• **Directive**:
Present every line in which the string "Nissen" appears.

Begin Records for this task

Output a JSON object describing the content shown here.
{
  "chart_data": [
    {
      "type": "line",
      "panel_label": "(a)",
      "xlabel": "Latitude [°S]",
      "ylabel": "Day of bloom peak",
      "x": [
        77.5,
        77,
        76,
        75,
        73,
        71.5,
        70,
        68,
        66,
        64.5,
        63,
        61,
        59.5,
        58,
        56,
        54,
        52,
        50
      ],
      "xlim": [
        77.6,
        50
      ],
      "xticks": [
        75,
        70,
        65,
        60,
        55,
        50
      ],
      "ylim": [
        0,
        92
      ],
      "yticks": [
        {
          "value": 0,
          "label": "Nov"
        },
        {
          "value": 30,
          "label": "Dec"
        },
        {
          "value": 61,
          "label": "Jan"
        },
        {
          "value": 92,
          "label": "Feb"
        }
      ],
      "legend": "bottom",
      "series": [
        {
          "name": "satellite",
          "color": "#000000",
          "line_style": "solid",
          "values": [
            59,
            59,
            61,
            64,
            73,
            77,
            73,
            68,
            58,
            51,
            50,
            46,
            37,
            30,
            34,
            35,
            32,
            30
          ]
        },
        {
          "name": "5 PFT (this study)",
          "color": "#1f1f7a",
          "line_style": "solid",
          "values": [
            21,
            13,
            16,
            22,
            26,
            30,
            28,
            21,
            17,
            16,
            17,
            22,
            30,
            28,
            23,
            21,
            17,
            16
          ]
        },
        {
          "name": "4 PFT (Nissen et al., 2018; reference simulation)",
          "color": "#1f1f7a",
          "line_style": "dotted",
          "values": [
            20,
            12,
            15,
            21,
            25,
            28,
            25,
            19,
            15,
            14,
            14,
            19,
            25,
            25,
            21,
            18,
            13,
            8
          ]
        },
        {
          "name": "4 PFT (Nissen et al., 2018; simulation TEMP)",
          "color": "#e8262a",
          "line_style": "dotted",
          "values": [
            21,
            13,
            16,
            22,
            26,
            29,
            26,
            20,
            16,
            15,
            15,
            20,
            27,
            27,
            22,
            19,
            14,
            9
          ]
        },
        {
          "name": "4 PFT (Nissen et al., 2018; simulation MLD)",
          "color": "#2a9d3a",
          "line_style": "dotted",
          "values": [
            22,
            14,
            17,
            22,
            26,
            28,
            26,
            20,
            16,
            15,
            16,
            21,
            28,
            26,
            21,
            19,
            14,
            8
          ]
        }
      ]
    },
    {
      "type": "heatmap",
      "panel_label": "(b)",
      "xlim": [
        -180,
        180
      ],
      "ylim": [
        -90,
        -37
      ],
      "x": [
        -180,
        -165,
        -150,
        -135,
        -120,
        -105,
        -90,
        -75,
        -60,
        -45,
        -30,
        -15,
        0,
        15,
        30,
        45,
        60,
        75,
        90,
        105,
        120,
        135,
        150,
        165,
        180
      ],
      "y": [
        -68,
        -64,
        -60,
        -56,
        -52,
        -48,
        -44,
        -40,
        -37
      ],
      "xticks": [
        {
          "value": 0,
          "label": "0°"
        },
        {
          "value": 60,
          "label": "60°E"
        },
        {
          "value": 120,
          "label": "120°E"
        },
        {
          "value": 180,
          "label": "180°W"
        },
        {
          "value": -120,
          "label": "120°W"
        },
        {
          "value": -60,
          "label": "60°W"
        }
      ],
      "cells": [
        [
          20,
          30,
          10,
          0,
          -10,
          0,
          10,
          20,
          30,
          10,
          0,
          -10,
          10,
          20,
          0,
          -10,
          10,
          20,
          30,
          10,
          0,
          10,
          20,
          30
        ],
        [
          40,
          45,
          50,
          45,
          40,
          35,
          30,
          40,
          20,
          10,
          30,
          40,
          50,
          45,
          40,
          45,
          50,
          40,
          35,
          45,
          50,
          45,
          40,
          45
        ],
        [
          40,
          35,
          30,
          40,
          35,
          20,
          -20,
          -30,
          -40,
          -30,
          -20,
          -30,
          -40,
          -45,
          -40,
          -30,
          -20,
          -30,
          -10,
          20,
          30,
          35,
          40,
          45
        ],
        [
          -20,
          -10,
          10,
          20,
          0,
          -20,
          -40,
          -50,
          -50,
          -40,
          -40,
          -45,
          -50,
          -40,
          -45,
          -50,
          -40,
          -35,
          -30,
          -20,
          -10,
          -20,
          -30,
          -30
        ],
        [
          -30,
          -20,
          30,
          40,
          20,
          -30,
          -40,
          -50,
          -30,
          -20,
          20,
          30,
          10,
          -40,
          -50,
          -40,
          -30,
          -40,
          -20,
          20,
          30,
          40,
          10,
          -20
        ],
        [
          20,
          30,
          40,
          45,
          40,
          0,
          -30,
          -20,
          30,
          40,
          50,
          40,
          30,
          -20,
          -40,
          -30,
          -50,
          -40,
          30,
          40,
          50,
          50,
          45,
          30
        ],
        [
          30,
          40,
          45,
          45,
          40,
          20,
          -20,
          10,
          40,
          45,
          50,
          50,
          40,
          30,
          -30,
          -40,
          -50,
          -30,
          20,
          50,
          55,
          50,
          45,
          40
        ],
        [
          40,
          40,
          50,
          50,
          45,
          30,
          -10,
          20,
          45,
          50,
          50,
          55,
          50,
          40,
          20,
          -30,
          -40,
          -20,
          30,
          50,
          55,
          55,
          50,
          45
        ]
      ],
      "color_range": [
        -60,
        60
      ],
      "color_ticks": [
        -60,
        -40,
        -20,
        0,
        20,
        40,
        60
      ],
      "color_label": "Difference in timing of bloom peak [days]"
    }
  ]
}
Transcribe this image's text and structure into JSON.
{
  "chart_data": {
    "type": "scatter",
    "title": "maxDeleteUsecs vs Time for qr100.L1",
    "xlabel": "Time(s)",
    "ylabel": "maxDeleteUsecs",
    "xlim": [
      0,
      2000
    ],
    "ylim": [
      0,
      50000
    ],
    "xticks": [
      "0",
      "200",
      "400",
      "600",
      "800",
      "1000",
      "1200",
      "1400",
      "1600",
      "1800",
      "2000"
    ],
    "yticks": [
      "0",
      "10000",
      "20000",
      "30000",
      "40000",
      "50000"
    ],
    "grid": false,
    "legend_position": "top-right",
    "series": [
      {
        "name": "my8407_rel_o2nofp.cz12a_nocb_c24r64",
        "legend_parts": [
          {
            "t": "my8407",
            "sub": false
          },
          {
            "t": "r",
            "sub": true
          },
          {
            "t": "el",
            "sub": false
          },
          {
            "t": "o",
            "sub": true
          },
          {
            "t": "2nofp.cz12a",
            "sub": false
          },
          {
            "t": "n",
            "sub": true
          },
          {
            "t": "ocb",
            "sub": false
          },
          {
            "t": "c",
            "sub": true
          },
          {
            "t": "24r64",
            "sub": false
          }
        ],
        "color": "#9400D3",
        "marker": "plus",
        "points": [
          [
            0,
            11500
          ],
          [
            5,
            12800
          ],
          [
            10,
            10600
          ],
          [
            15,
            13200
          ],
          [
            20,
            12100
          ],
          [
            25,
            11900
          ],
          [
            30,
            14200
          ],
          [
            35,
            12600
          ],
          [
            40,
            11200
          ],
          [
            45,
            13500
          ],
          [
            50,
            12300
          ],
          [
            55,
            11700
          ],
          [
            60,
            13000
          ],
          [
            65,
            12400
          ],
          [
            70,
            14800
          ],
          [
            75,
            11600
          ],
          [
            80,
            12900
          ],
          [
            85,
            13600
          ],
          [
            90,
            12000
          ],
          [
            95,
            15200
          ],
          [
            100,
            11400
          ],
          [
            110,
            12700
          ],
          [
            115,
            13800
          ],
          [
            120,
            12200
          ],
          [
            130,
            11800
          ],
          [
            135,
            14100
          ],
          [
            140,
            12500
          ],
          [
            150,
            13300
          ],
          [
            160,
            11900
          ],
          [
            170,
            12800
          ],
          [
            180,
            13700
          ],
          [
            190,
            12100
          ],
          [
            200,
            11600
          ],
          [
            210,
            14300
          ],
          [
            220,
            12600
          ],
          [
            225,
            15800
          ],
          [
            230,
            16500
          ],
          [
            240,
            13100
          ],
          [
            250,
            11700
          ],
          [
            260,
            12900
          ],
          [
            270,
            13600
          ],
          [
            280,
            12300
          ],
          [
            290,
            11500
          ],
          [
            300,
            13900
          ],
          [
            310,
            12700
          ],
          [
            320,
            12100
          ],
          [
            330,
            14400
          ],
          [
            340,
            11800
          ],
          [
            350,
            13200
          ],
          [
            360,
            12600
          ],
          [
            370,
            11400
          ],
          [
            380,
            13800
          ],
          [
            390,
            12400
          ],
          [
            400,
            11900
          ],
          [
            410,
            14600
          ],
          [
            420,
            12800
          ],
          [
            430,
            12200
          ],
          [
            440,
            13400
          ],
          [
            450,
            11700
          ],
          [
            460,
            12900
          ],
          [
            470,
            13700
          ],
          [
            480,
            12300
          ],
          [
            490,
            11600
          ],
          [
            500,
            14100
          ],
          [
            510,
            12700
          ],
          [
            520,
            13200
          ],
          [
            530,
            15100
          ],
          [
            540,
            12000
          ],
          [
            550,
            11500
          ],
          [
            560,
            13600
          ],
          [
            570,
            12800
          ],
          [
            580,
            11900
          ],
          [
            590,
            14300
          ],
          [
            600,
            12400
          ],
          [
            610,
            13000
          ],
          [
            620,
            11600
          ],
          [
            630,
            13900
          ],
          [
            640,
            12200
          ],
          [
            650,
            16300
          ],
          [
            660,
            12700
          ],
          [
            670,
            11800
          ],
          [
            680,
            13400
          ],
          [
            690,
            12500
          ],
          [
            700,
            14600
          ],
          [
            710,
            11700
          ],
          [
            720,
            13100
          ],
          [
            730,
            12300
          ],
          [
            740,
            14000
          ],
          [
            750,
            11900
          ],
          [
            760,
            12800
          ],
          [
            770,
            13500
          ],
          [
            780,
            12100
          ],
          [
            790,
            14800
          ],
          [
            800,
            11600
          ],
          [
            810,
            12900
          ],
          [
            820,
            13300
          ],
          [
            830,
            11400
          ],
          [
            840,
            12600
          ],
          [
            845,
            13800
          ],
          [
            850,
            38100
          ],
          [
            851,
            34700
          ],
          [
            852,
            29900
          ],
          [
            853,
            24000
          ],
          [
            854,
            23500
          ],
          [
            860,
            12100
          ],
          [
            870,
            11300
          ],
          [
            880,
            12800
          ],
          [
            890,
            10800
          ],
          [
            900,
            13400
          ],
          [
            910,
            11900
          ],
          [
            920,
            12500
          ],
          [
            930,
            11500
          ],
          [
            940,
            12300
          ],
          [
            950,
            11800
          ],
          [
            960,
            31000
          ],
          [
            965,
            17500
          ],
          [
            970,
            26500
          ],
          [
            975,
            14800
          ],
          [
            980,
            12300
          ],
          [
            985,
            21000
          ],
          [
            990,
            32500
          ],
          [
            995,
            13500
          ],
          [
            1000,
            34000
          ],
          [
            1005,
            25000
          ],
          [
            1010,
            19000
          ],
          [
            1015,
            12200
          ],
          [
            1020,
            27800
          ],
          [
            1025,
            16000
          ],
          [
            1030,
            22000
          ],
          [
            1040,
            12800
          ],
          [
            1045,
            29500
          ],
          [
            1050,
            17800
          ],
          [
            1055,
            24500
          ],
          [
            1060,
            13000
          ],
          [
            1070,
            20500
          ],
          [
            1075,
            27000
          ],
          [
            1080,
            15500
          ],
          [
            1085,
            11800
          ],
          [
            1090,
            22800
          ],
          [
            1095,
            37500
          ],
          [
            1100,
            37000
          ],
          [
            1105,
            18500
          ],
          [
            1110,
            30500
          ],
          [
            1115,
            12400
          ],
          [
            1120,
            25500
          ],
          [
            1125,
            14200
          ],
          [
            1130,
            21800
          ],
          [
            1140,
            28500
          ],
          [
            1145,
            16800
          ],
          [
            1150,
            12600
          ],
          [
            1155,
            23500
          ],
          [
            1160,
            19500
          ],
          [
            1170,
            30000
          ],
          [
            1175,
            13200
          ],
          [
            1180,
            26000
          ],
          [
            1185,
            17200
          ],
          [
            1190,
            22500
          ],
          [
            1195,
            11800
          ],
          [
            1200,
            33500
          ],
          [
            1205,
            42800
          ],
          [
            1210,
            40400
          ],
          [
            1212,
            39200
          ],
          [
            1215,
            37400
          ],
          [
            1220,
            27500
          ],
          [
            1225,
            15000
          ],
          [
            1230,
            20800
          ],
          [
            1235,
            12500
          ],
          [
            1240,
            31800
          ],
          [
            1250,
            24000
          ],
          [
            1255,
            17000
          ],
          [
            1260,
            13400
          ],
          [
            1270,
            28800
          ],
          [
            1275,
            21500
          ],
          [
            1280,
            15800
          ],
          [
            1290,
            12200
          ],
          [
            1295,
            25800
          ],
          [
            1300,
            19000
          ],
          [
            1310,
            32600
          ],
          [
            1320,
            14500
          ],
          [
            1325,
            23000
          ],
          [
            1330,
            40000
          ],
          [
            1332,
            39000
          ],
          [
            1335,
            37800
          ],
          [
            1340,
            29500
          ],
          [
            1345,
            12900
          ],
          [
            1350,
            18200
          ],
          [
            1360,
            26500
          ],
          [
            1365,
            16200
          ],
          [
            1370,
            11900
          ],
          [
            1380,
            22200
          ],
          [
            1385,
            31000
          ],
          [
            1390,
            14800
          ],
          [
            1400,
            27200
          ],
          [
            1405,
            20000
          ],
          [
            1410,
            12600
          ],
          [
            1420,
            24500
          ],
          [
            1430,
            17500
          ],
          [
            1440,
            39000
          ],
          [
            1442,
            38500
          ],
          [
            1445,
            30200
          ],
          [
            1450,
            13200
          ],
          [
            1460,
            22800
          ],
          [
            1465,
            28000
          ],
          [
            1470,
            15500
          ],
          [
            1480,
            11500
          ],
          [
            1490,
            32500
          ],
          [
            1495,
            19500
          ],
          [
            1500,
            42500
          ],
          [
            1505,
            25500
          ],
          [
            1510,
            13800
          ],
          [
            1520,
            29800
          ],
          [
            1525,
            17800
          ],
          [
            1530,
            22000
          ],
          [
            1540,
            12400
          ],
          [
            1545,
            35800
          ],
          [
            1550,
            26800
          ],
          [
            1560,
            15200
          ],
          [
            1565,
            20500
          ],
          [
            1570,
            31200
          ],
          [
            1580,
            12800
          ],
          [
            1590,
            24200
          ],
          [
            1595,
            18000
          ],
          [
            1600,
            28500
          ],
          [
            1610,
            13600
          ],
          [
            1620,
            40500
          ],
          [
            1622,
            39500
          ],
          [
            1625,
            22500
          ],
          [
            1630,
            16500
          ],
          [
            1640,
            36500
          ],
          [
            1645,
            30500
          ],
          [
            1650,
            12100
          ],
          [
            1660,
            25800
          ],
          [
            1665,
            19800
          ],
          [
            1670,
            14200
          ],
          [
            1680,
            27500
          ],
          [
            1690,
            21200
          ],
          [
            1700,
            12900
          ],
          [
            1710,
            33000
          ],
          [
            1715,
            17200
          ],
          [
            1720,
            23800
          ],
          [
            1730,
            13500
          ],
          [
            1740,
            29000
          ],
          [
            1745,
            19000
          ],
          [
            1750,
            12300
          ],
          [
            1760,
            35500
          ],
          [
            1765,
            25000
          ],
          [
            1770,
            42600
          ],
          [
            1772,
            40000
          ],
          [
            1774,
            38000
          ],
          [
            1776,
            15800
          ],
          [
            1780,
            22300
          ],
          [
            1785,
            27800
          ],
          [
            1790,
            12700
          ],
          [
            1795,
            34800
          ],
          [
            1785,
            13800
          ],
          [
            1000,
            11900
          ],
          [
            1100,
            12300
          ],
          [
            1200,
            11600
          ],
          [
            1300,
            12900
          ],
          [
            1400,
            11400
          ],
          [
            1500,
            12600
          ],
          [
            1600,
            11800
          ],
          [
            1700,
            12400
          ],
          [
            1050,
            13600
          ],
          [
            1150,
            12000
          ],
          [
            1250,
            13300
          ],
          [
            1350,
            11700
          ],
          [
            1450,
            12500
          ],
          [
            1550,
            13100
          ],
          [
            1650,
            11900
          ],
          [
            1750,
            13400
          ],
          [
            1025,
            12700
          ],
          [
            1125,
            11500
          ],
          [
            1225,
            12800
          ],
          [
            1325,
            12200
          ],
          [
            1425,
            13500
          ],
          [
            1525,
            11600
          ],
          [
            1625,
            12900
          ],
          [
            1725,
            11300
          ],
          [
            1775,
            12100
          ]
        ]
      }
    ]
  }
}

End Records for this task

• **Answer to this problem**:
          "name": "4 PFT (Nissen et al., 2018; reference simulation)",
          "name": "4 PFT (Nissen et al., 2018; simulation TEMP)",
          "name": "4 PFT (Nissen et al., 2018; simulation MLD)",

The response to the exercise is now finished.